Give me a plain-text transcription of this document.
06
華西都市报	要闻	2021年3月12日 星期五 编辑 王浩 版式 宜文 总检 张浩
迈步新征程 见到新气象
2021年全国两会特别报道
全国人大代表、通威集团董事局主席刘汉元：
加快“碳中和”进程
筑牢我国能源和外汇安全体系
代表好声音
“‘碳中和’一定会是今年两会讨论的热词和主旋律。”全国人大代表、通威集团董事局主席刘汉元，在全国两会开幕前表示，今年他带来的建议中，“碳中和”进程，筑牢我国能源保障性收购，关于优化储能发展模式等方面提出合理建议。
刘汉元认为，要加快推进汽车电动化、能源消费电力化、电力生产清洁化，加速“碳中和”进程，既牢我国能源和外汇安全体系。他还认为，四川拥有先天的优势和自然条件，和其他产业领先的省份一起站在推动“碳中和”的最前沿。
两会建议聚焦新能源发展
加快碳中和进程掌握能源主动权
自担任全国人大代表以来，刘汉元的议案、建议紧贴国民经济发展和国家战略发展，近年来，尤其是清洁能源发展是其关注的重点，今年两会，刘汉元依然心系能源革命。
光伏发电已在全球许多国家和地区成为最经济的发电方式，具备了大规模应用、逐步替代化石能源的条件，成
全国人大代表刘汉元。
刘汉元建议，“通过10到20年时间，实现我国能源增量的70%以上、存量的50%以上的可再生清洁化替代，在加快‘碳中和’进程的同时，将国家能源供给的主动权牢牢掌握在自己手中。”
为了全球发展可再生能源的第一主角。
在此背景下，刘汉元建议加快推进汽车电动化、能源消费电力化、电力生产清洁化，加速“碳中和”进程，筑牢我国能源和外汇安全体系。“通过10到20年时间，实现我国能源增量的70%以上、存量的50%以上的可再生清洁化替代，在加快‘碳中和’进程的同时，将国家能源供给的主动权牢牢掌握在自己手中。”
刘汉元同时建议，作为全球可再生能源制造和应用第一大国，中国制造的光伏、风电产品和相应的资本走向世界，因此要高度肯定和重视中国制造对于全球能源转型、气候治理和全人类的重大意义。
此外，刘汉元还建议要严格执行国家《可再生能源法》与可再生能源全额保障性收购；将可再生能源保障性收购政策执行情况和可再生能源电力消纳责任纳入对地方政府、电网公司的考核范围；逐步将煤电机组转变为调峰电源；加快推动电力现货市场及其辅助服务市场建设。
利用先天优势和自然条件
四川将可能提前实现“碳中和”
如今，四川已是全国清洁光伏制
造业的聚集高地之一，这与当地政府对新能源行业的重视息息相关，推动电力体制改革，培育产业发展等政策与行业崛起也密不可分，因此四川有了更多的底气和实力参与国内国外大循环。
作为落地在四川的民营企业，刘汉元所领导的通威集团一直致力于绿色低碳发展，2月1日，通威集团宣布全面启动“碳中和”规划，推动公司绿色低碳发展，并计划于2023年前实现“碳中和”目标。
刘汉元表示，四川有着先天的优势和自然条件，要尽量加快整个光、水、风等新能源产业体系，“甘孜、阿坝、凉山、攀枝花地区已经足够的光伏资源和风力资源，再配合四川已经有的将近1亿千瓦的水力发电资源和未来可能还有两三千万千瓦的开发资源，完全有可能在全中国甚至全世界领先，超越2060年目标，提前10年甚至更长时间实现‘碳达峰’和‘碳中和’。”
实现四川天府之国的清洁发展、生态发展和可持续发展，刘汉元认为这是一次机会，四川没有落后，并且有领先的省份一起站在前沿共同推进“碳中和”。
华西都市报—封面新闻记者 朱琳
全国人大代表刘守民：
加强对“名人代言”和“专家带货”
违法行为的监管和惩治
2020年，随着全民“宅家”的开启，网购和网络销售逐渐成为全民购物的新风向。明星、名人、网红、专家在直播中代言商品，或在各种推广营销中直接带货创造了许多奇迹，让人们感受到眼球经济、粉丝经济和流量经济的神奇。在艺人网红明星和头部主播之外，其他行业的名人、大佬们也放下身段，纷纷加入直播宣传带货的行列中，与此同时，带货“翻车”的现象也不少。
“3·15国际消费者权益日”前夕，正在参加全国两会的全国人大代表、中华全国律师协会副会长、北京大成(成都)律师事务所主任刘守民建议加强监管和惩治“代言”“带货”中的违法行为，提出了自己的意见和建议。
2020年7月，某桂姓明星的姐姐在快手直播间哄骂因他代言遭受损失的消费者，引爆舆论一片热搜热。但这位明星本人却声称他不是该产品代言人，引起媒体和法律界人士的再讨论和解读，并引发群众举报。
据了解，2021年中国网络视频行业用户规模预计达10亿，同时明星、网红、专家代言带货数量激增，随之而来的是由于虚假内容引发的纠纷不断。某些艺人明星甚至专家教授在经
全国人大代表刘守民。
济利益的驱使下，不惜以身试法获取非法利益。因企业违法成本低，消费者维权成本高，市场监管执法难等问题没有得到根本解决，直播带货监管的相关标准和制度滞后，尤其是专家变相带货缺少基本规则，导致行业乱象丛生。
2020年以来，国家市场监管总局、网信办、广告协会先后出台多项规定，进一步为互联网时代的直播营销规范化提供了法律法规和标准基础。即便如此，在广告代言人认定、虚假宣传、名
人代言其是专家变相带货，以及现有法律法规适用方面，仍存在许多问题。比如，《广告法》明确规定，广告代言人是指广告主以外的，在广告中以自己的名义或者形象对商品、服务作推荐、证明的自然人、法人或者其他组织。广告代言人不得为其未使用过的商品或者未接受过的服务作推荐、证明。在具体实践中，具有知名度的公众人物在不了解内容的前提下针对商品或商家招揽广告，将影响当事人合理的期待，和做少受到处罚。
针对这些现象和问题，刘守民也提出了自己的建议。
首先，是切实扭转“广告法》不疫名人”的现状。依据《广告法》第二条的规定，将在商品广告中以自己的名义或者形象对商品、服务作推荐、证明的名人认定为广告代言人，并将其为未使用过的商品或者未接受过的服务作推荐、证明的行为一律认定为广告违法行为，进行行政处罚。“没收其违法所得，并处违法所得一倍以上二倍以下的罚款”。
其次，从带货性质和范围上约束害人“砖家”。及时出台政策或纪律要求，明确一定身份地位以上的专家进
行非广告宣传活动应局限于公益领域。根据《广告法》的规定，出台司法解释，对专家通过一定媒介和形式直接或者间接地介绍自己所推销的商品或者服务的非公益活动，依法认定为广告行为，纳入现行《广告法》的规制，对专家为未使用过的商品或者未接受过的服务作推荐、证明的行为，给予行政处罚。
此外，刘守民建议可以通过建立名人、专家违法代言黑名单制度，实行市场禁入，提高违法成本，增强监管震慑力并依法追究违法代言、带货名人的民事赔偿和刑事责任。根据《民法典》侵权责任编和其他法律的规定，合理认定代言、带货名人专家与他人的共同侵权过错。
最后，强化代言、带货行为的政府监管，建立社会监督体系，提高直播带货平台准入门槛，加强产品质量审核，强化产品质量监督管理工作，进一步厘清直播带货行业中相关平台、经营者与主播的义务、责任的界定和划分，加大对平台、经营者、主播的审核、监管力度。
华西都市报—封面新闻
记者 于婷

__Exercise directions__.
Write out the entire listing exactly.

__The response__.
Give me a plain-text transcription of this document.
06
華西都市报	要闻	2021年3月12日 星期五 编辑 王浩 版式 宜文 总检 张浩
迈步新征程 见到新气象
2021年全国两会特别报道
全国人大代表、通威集团董事局主席刘汉元：
加快“碳中和”进程
筑牢我国能源和外汇安全体系
代表好声音
“‘碳中和’一定会是今年两会讨论的热词和主旋律。”全国人大代表、通威集团董事局主席刘汉元，在全国两会开幕前表示，今年他带来的建议中，“碳中和”进程，筑牢我国能源保障性收购，关于优化储能发展模式等方面提出合理建议。
刘汉元认为，要加快推进汽车电动化、能源消费电力化、电力生产清洁化，加速“碳中和”进程，既牢我国能源和外汇安全体系。他还认为，四川拥有先天的优势和自然条件，和其他产业领先的省份一起站在推动“碳中和”的最前沿。
两会建议聚焦新能源发展
加快碳中和进程掌握能源主动权
自担任全国人大代表以来，刘汉元的议案、建议紧贴国民经济发展和国家战略发展，近年来，尤其是清洁能源发展是其关注的重点，今年两会，刘汉元依然心系能源革命。
光伏发电已在全球许多国家和地区成为最经济的发电方式，具备了大规模应用、逐步替代化石能源的条件，成
全国人大代表刘汉元。
刘汉元建议，“通过10到20年时间，实现我国能源增量的70%以上、存量的50%以上的可再生清洁化替代，在加快‘碳中和’进程的同时，将国家能源供给的主动权牢牢掌握在自己手中。”
为了全球发展可再生能源的第一主角。
在此背景下，刘汉元建议加快推进汽车电动化、能源消费电力化、电力生产清洁化，加速“碳中和”进程，筑牢我国能源和外汇安全体系。“通过10到20年时间，实现我国能源增量的70%以上、存量的50%以上的可再生清洁化替代，在加快‘碳中和’进程的同时，将国家能源供给的主动权牢牢掌握在自己手中。”
刘汉元同时建议，作为全球可再生能源制造和应用第一大国，中国制造的光伏、风电产品和相应的资本走向世界，因此要高度肯定和重视中国制造对于全球能源转型、气候治理和全人类的重大意义。
此外，刘汉元还建议要严格执行国家《可再生能源法》与可再生能源全额保障性收购；将可再生能源保障性收购政策执行情况和可再生能源电力消纳责任纳入对地方政府、电网公司的考核范围；逐步将煤电机组转变为调峰电源；加快推动电力现货市场及其辅助服务市场建设。
利用先天优势和自然条件
四川将可能提前实现“碳中和”
如今，四川已是全国清洁光伏制
造业的聚集高地之一，这与当地政府对新能源行业的重视息息相关，推动电力体制改革，培育产业发展等政策与行业崛起也密不可分，因此四川有了更多的底气和实力参与国内国外大循环。
作为落地在四川的民营企业，刘汉元所领导的通威集团一直致力于绿色低碳发展，2月1日，通威集团宣布全面启动“碳中和”规划，推动公司绿色低碳发展，并计划于2023年前实现“碳中和”目标。
刘汉元表示，四川有着先天的优势和自然条件，要尽量加快整个光、水、风等新能源产业体系，“甘孜、阿坝、凉山、攀枝花地区已经足够的光伏资源和风力资源，再配合四川已经有的将近1亿千瓦的水力发电资源和未来可能还有两三千万千瓦的开发资源，完全有可能在全中国甚至全世界领先，超越2060年目标，提前10年甚至更长时间实现‘碳达峰’和‘碳中和’。”
实现四川天府之国的清洁发展、生态发展和可持续发展，刘汉元认为这是一次机会，四川没有落后，并且有领先的省份一起站在前沿共同推进“碳中和”。
华西都市报—封面新闻记者 朱琳
全国人大代表刘守民：
加强对“名人代言”和“专家带货”
违法行为的监管和惩治
2020年，随着全民“宅家”的开启，网购和网络销售逐渐成为全民购物的新风向。明星、名人、网红、专家在直播中代言商品，或在各种推广营销中直接带货创造了许多奇迹，让人们感受到眼球经济、粉丝经济和流量经济的神奇。在艺人网红明星和头部主播之外，其他行业的名人、大佬们也放下身段，纷纷加入直播宣传带货的行列中，与此同时，带货“翻车”的现象也不少。
“3·15国际消费者权益日”前夕，正在参加全国两会的全国人大代表、中华全国律师协会副会长、北京大成(成都)律师事务所主任刘守民建议加强监管和惩治“代言”“带货”中的违法行为，提出了自己的意见和建议。
2020年7月，某桂姓明星的姐姐在快手直播间哄骂因他代言遭受损失的消费者，引爆舆论一片热搜热。但这位明星本人却声称他不是该产品代言人，引起媒体和法律界人士的再讨论和解读，并引发群众举报。
据了解，2021年中国网络视频行业用户规模预计达10亿，同时明星、网红、专家代言带货数量激增，随之而来的是由于虚假内容引发的纠纷不断。某些艺人明星甚至专家教授在经
全国人大代表刘守民。
济利益的驱使下，不惜以身试法获取非法利益。因企业违法成本低，消费者维权成本高，市场监管执法难等问题没有得到根本解决，直播带货监管的相关标准和制度滞后，尤其是专家变相带货缺少基本规则，导致行业乱象丛生。
2020年以来，国家市场监管总局、网信办、广告协会先后出台多项规定，进一步为互联网时代的直播营销规范化提供了法律法规和标准基础。即便如此，在广告代言人认定、虚假宣传、名
人代言其是专家变相带货，以及现有法律法规适用方面，仍存在许多问题。比如，《广告法》明确规定，广告代言人是指广告主以外的，在广告中以自己的名义或者形象对商品、服务作推荐、证明的自然人、法人或者其他组织。广告代言人不得为其未使用过的商品或者未接受过的服务作推荐、证明。在具体实践中，具有知名度的公众人物在不了解内容的前提下针对商品或商家招揽广告，将影响当事人合理的期待，和做少受到处罚。
针对这些现象和问题，刘守民也提出了自己的建议。
首先，是切实扭转“广告法》不疫名人”的现状。依据《广告法》第二条的规定，将在商品广告中以自己的名义或者形象对商品、服务作推荐、证明的名人认定为广告代言人，并将其为未使用过的商品或者未接受过的服务作推荐、证明的行为一律认定为广告违法行为，进行行政处罚。“没收其违法所得，并处违法所得一倍以上二倍以下的罚款”。
其次，从带货性质和范围上约束害人“砖家”。及时出台政策或纪律要求，明确一定身份地位以上的专家进
行非广告宣传活动应局限于公益领域。根据《广告法》的规定，出台司法解释，对专家通过一定媒介和形式直接或者间接地介绍自己所推销的商品或者服务的非公益活动，依法认定为广告行为，纳入现行《广告法》的规制，对专家为未使用过的商品或者未接受过的服务作推荐、证明的行为，给予行政处罚。
此外，刘守民建议可以通过建立名人、专家违法代言黑名单制度，实行市场禁入，提高违法成本，增强监管震慑力并依法追究违法代言、带货名人的民事赔偿和刑事责任。根据《民法典》侵权责任编和其他法律的规定，合理认定代言、带货名人专家与他人的共同侵权过错。
最后，强化代言、带货行为的政府监管，建立社会监督体系，提高直播带货平台准入门槛，加强产品质量审核，强化产品质量监督管理工作，进一步厘清直播带货行业中相关平台、经营者与主播的义务、责任的界定和划分，加大对平台、经营者、主播的审核、监管力度。
华西都市报—封面新闻
记者 于婷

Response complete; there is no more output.